EXERCISE MATERIALS:

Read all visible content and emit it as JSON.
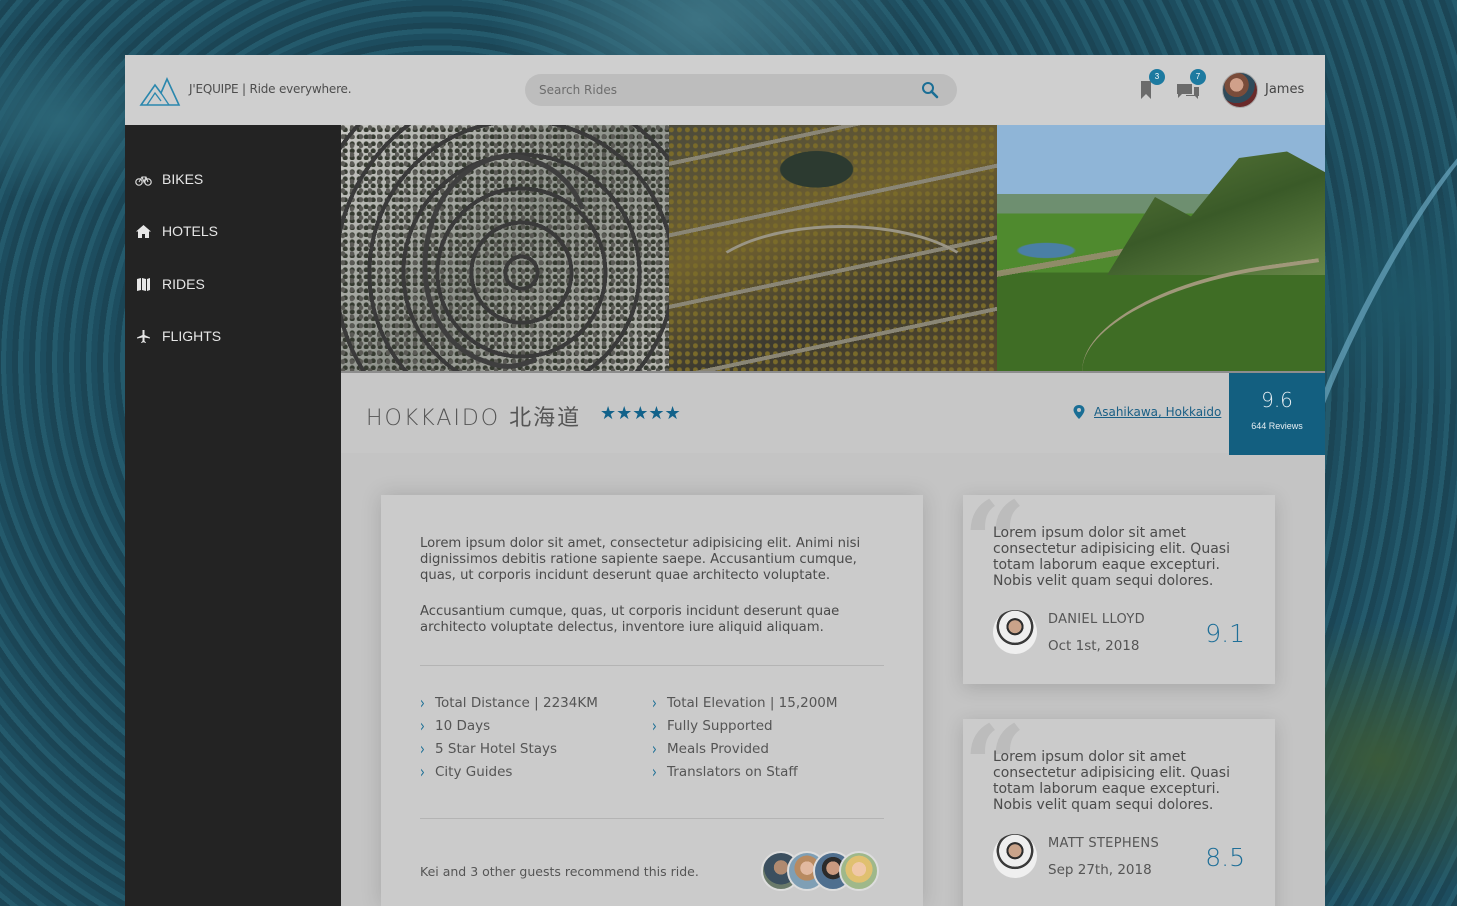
{
  "header": {
    "brand": "J'EQUIPE | Ride everywhere.",
    "search_placeholder": "Search Rides",
    "bookmarks_count": "3",
    "messages_count": "7",
    "user_name": "James"
  },
  "sidebar": {
    "items": [
      {
        "label": "BIKES",
        "icon": "bike-icon"
      },
      {
        "label": "HOTELS",
        "icon": "home-icon"
      },
      {
        "label": "RIDES",
        "icon": "map-icon"
      },
      {
        "label": "FLIGHTS",
        "icon": "plane-icon"
      }
    ]
  },
  "ride": {
    "title": "HOKKAIDO 北海道",
    "stars": "★★★★★",
    "rating": 5,
    "location": "Asahikawa, Hokkaido",
    "score": "9.6",
    "reviews": "644 Reviews"
  },
  "description": {
    "paragraphs": [
      "Lorem ipsum dolor sit amet, consectetur adipisicing elit. Animi nisi dignissimos debitis ratione sapiente saepe. Accusantium cumque, quas, ut corporis incidunt deserunt quae architecto voluptate.",
      "Accusantium cumque, quas, ut corporis incidunt deserunt quae architecto voluptate delectus, inventore iure aliquid aliquam."
    ],
    "features_left": [
      "Total Distance | 2234KM",
      "10 Days",
      "5 Star Hotel Stays",
      "City Guides"
    ],
    "features_right": [
      "Total Elevation | 15,200M",
      "Fully Supported",
      "Meals Provided",
      "Translators on Staff"
    ],
    "recommend_text": "Kei and 3 other guests recommend this ride."
  },
  "reviews": [
    {
      "text": "Lorem ipsum dolor sit amet consectetur adipisicing elit. Quasi totam laborum eaque excepturi. Nobis velit quam sequi dolores.",
      "name": "DANIEL LLOYD",
      "date": "Oct 1st, 2018",
      "score": "9.1"
    },
    {
      "text": "Lorem ipsum dolor sit amet consectetur adipisicing elit. Quasi totam laborum eaque excepturi. Nobis velit quam sequi dolores.",
      "name": "MATT STEPHENS",
      "date": "Sep 27th, 2018",
      "score": "8.5"
    }
  ],
  "colors": {
    "accent": "#135f80",
    "sidebar": "#232323",
    "panel": "#c4c4c4"
  }
}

WHAT YOU ARE ASKED TO DO: Show every line above in which the word "icon" occurs.

EXERCISE ANSWER:
        "icon": "bike-icon"
        "icon": "home-icon"
        "icon": "map-icon"
        "icon": "plane-icon"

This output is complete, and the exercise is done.